EXERCISE OBJECTIVE ::
Look for the line containing "Output the text content of this document." in the listing below. Retype that line and every subsequent line through the last one, and only those.

MATERIAL ::
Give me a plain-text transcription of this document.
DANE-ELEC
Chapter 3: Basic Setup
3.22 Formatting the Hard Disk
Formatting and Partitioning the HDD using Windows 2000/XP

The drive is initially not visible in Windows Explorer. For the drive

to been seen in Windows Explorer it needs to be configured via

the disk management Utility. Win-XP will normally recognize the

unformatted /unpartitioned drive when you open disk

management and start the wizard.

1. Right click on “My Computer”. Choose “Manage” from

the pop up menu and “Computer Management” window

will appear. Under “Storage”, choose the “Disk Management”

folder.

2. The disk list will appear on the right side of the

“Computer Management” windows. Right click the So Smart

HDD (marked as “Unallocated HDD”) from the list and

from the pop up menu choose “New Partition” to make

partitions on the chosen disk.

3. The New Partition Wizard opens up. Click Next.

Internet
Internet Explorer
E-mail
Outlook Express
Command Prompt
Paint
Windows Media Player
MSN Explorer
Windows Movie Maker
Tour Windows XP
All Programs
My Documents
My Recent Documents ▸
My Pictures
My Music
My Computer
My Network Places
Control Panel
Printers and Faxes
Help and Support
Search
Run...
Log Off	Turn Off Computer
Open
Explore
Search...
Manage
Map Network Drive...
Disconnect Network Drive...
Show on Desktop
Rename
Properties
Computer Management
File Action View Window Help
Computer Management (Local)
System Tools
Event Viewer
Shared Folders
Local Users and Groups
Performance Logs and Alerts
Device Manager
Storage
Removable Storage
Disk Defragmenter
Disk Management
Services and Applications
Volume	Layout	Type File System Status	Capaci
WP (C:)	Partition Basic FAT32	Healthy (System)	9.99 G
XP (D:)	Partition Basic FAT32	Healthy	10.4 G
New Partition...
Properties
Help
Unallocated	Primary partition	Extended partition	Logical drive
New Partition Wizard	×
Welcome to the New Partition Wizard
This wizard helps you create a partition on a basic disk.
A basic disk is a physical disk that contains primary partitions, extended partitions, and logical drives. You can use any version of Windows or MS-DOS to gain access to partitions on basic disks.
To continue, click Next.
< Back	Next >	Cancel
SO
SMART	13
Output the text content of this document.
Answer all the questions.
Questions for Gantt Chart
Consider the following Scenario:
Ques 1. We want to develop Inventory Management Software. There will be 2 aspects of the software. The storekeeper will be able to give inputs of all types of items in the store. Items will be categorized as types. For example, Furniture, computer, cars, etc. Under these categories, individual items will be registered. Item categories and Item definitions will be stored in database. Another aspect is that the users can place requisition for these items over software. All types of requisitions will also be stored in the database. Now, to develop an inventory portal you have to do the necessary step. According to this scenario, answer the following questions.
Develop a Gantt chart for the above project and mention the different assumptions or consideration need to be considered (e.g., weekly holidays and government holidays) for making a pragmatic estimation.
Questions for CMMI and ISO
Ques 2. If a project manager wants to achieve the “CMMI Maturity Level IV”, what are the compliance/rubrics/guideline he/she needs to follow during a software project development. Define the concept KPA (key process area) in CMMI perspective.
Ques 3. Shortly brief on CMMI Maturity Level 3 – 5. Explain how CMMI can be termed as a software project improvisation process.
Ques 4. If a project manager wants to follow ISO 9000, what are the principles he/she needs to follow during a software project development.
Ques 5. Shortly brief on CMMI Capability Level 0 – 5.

EXERCISE OUTPUT ::
Output the text content of this document.
Answer all the questions.
Questions for Gantt Chart
Consider the following Scenario:
Ques 1. We want to develop Inventory Management Software. There will be 2 aspects of the software. The storekeeper will be able to give inputs of all types of items in the store. Items will be categorized as types. For example, Furniture, computer, cars, etc. Under these categories, individual items will be registered. Item categories and Item definitions will be stored in database. Another aspect is that the users can place requisition for these items over software. All types of requisitions will also be stored in the database. Now, to develop an inventory portal you have to do the necessary step. According to this scenario, answer the following questions.
Develop a Gantt chart for the above project and mention the different assumptions or consideration need to be considered (e.g., weekly holidays and government holidays) for making a pragmatic estimation.
Questions for CMMI and ISO
Ques 2. If a project manager wants to achieve the “CMMI Maturity Level IV”, what are the compliance/rubrics/guideline he/she needs to follow during a software project development. Define the concept KPA (key process area) in CMMI perspective.
Ques 3. Shortly brief on CMMI Maturity Level 3 – 5. Explain how CMMI can be termed as a software project improvisation process.
Ques 4. If a project manager wants to follow ISO 9000, what are the principles he/she needs to follow during a software project development.
Ques 5. Shortly brief on CMMI Capability Level 0 – 5.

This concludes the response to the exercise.